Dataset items

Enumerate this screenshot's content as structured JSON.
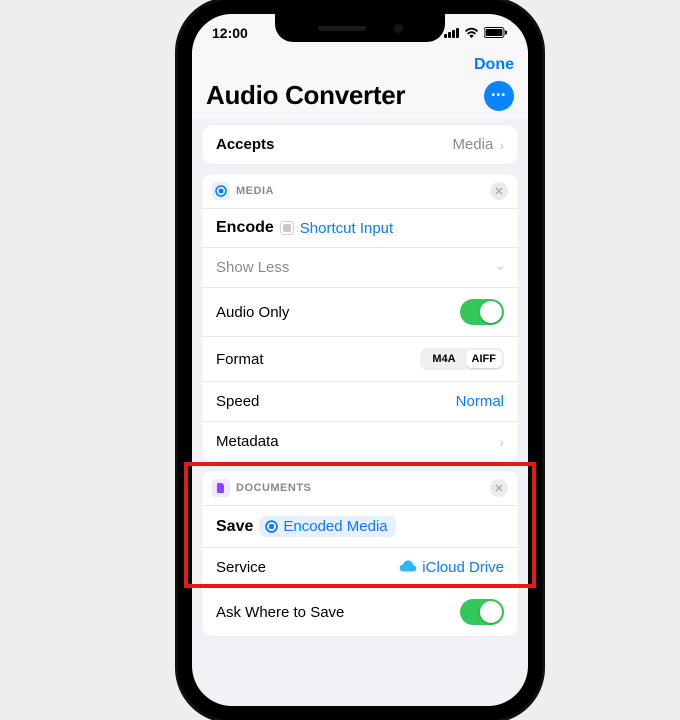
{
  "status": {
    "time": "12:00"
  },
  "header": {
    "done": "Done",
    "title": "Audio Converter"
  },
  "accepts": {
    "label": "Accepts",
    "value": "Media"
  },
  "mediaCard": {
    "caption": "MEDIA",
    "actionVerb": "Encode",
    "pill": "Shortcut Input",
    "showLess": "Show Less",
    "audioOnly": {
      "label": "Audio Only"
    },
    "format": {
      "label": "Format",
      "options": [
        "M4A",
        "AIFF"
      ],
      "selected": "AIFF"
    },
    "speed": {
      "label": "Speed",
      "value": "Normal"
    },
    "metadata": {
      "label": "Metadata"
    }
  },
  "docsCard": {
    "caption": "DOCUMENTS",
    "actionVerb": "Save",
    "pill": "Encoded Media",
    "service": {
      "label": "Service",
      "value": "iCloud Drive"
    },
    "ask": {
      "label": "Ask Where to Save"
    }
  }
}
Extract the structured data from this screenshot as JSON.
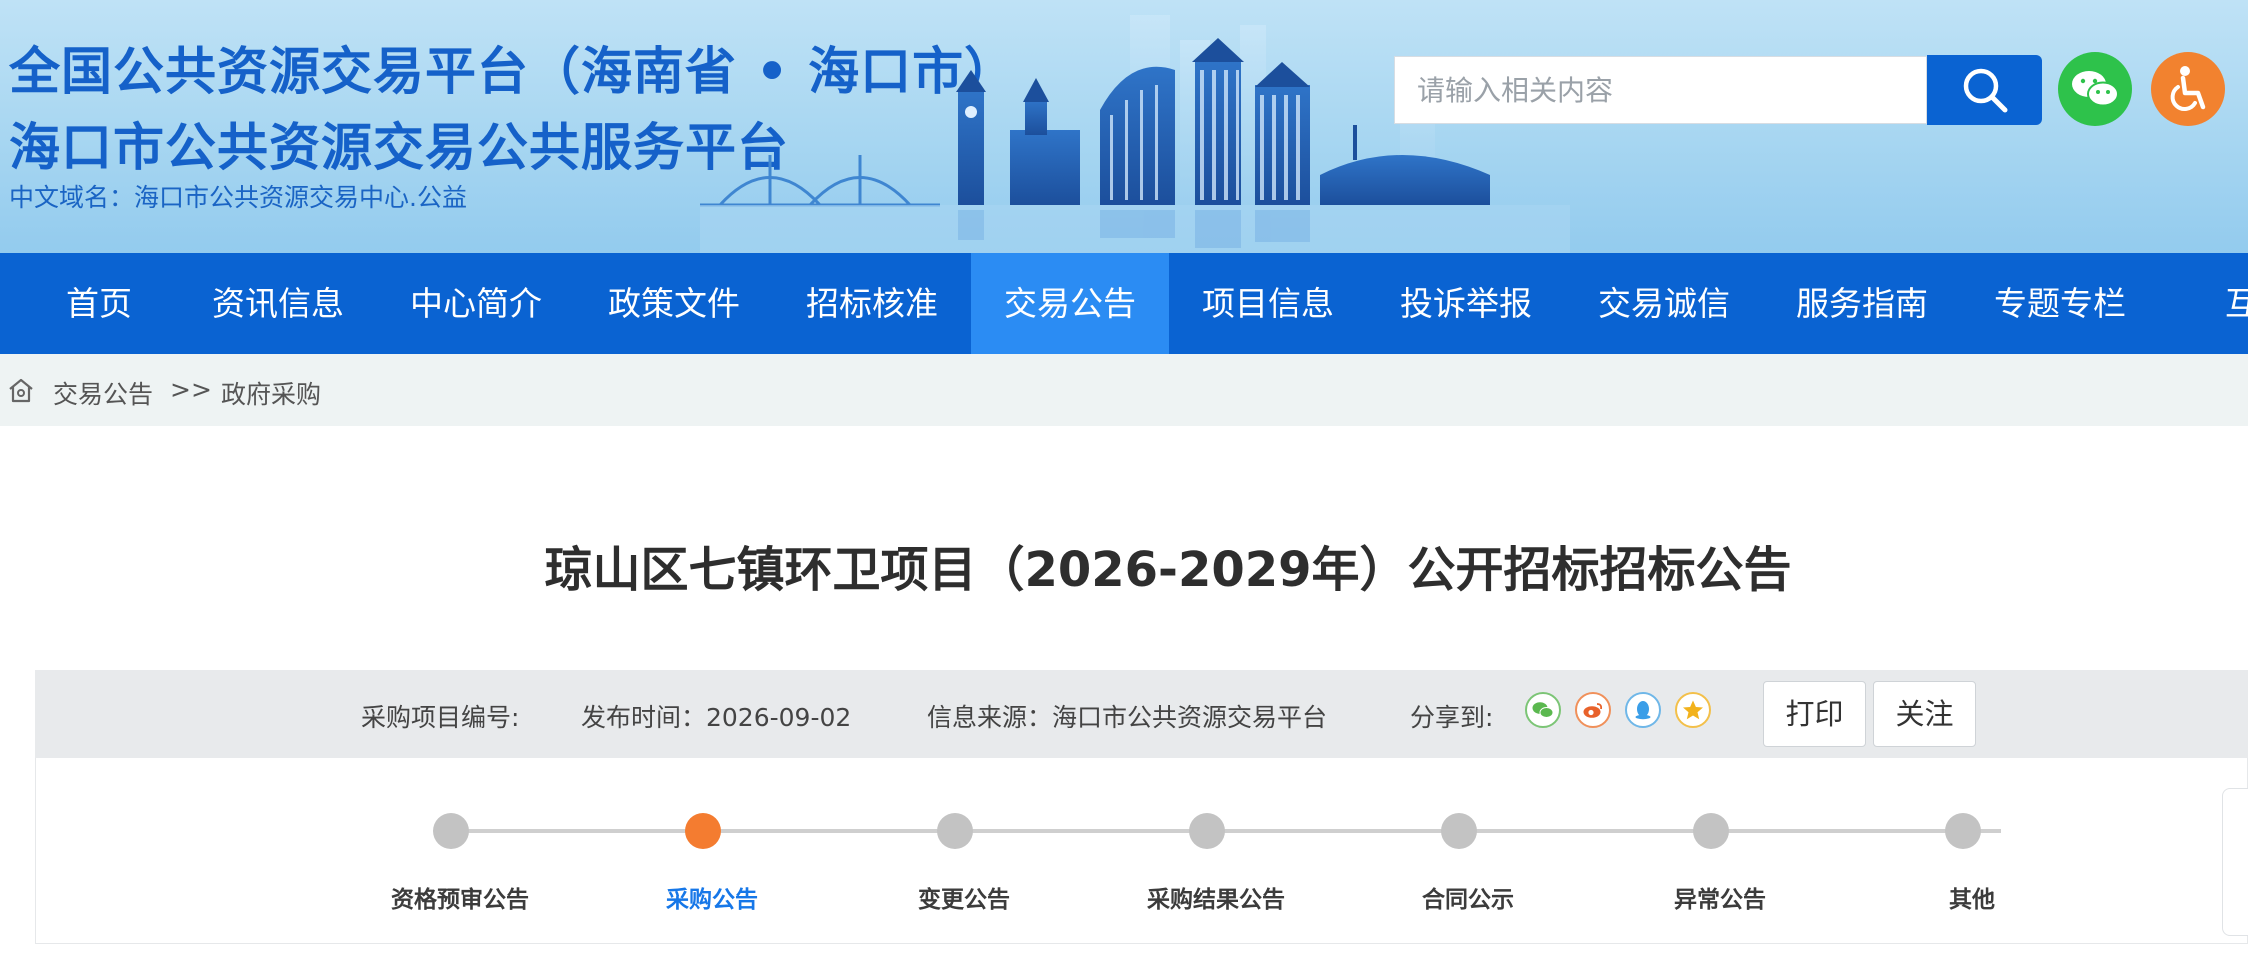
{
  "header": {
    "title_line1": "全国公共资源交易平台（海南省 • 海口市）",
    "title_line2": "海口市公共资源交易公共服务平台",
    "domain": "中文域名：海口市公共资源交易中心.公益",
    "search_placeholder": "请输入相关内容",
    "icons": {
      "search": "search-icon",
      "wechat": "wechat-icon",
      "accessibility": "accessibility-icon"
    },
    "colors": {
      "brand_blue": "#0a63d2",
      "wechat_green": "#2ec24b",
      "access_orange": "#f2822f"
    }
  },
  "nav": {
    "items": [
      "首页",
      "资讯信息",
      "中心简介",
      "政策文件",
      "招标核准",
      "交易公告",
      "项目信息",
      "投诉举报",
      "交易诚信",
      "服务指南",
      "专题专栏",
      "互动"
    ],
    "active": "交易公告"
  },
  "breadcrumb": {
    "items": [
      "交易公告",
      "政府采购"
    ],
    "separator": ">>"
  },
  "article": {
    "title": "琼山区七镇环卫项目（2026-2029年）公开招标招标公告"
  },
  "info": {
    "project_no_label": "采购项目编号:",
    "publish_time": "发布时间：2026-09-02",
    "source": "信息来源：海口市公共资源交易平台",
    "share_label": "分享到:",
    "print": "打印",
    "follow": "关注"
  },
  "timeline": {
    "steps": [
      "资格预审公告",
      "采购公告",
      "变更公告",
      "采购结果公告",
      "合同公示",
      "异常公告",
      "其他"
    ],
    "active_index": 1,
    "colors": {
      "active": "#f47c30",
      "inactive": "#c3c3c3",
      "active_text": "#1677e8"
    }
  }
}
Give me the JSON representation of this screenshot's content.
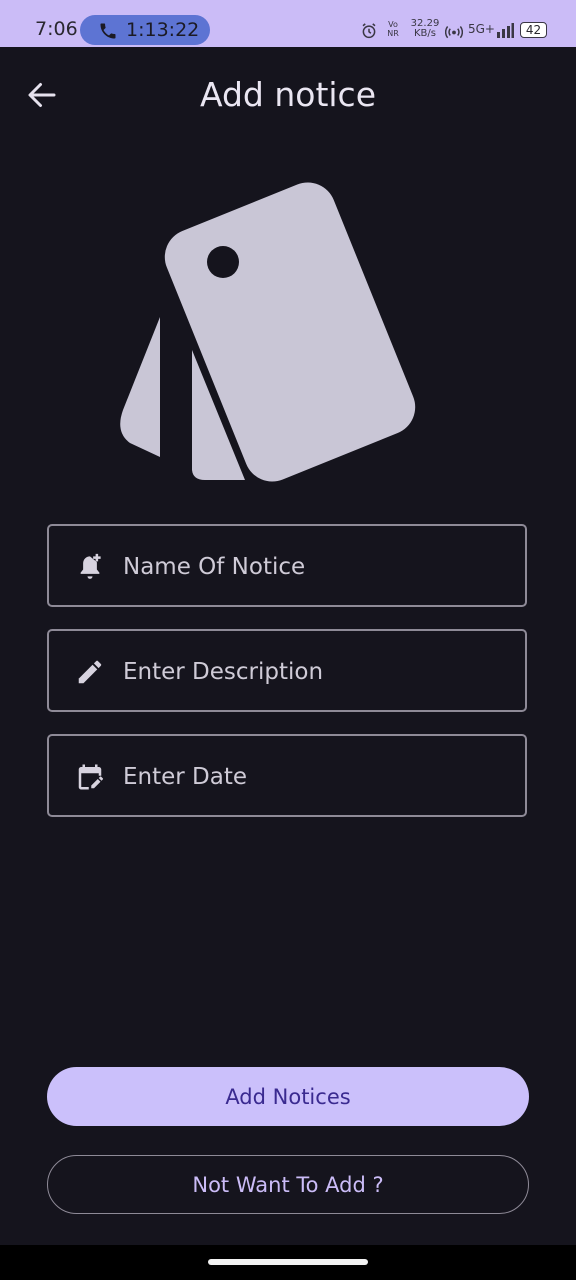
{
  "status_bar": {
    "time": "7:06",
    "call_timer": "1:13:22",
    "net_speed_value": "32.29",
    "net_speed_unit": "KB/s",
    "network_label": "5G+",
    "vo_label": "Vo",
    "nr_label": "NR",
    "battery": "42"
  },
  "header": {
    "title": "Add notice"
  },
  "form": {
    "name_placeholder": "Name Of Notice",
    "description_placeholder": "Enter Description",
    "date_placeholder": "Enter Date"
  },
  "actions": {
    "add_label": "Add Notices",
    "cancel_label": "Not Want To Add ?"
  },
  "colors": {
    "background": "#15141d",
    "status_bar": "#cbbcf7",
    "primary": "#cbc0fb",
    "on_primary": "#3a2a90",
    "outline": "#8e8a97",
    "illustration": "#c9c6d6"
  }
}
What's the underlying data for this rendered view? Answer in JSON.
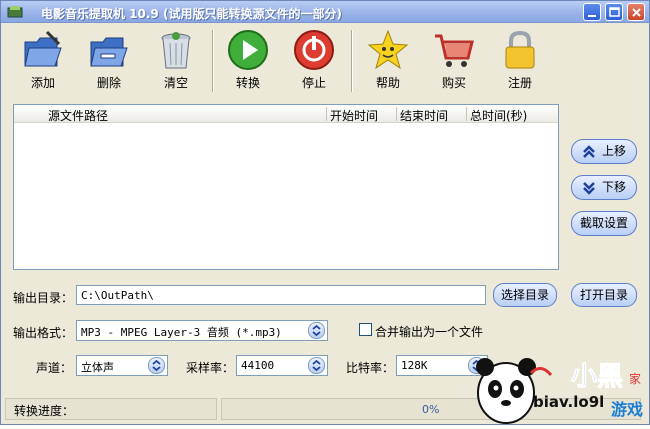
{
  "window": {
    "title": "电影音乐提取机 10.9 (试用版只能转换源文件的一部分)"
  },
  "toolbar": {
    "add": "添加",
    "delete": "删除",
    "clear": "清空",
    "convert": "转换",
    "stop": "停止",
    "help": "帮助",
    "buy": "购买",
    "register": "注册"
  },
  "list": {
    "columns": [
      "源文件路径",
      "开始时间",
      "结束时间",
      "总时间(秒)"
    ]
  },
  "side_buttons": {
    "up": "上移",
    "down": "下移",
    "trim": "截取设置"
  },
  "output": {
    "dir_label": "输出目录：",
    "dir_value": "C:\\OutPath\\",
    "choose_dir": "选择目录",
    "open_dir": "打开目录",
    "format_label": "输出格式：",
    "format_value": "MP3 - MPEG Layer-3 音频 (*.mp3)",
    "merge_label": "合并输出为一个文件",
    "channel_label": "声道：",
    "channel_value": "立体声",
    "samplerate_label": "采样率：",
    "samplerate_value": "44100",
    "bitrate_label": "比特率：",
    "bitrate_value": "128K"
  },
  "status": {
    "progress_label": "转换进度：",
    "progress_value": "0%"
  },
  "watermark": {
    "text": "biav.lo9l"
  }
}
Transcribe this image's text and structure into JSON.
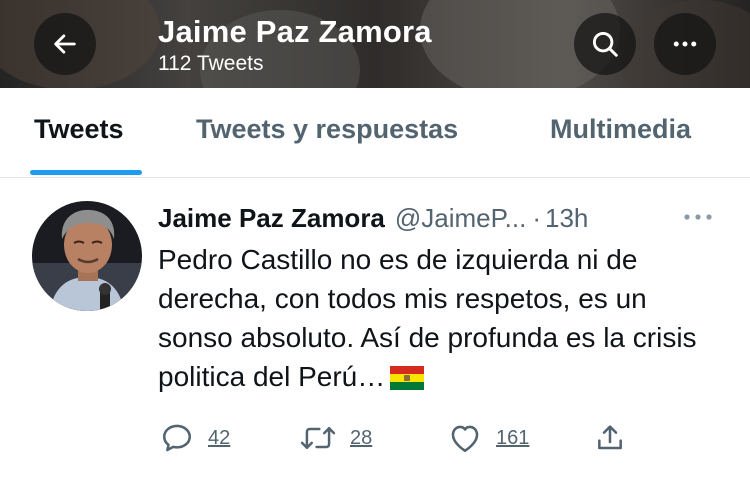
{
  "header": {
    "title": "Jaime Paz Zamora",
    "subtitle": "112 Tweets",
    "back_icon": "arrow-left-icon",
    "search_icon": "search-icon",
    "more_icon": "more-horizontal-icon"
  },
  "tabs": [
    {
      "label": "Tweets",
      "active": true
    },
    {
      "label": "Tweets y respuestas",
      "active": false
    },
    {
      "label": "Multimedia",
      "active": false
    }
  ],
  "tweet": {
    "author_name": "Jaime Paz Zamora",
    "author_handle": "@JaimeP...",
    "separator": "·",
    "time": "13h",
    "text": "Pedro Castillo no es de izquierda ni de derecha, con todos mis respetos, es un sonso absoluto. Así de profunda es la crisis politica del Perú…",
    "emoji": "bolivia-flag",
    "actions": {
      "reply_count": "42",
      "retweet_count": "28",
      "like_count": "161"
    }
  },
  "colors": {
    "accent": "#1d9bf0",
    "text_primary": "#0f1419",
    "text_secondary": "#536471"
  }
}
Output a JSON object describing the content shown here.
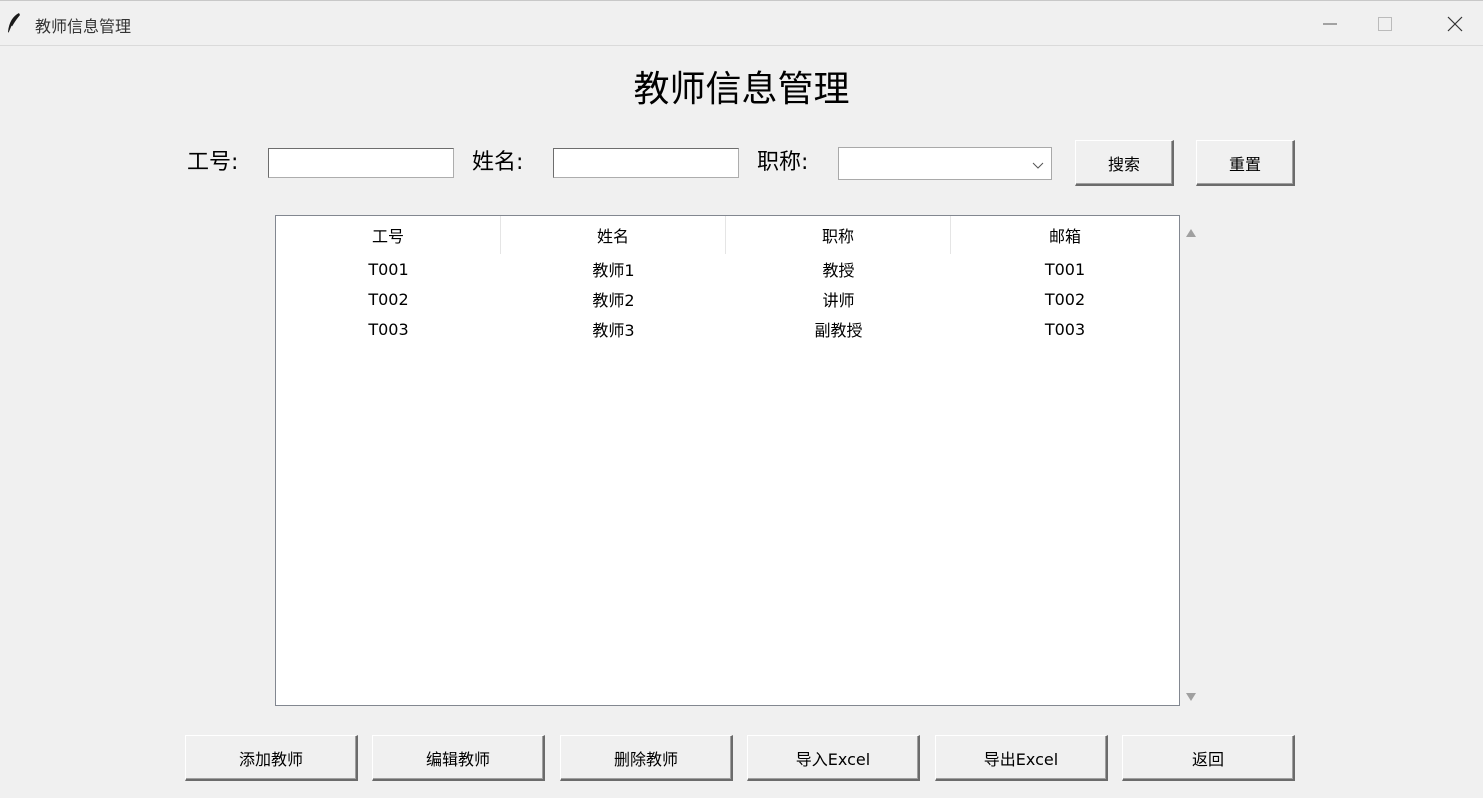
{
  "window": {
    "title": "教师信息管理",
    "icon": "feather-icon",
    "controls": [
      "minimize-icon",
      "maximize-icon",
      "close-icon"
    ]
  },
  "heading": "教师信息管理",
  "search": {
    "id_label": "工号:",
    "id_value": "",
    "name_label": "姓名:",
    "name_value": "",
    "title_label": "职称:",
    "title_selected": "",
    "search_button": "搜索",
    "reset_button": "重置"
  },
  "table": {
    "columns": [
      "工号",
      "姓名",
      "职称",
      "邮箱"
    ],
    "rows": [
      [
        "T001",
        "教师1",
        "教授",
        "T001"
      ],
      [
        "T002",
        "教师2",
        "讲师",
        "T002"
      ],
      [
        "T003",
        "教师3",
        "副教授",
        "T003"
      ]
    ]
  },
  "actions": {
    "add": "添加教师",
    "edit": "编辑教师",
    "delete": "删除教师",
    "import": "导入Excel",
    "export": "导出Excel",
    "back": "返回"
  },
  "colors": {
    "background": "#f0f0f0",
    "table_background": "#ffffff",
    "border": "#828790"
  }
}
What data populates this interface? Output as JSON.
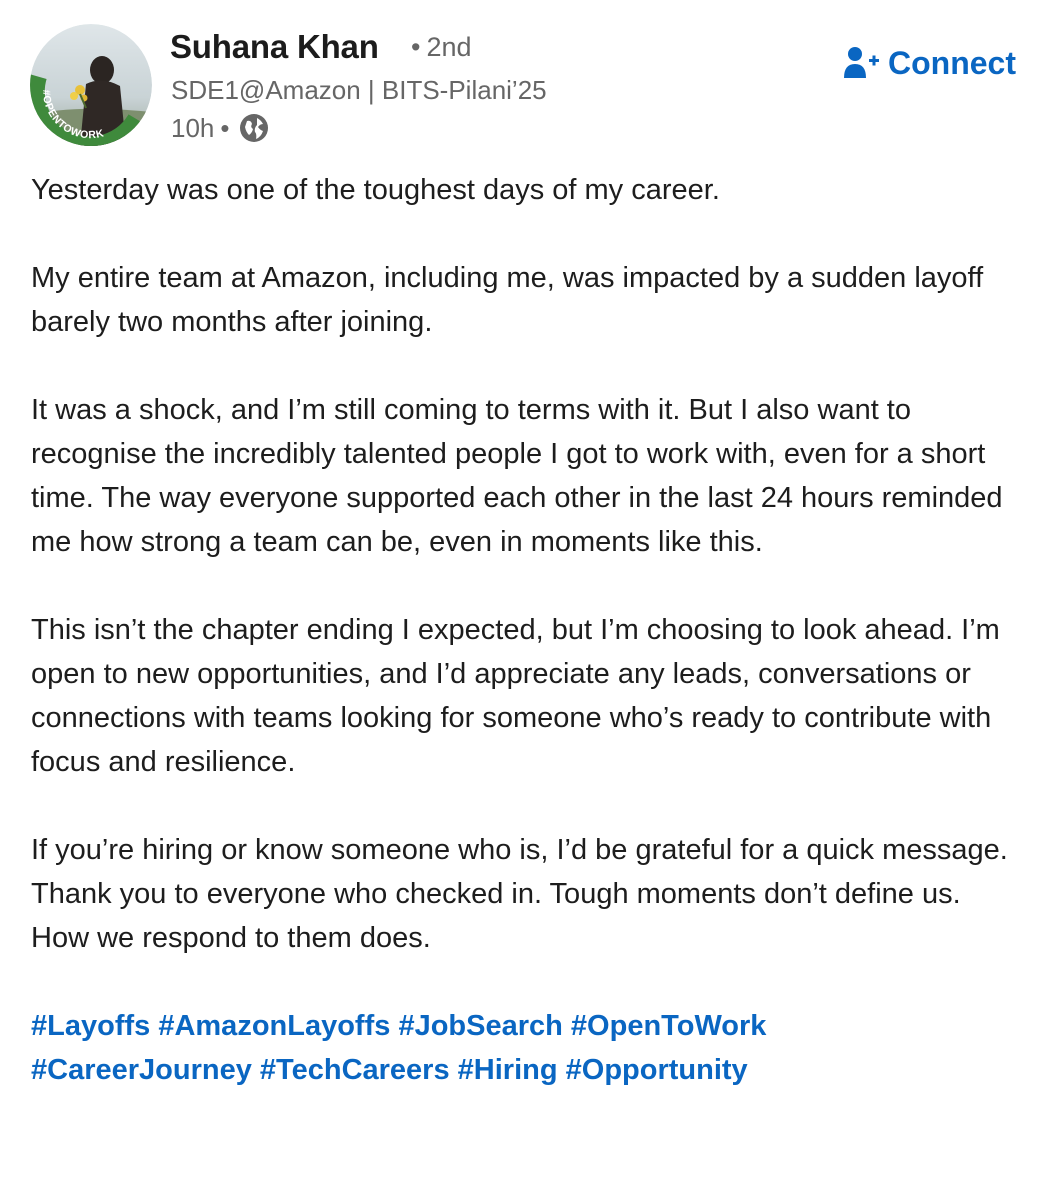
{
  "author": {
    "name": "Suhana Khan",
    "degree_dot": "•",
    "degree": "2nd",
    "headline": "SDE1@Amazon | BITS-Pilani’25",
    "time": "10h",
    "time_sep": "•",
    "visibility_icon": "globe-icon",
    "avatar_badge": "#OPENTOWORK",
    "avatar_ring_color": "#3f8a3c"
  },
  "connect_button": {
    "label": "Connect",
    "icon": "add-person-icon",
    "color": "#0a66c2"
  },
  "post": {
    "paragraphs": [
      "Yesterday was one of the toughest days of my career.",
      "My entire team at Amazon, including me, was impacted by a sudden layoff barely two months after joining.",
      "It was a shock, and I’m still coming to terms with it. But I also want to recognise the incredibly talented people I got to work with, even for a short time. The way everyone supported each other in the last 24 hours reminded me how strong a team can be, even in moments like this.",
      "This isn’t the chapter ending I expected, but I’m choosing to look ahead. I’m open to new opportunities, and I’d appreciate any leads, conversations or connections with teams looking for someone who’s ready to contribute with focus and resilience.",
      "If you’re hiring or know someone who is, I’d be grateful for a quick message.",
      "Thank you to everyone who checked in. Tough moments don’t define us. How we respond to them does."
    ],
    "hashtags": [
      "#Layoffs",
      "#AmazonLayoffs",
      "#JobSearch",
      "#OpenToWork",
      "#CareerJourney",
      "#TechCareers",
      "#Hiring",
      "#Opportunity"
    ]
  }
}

EXERCISE TASK: Reply with nothing but the number of lines that contain the word "pill".

FINAL RESULT: 2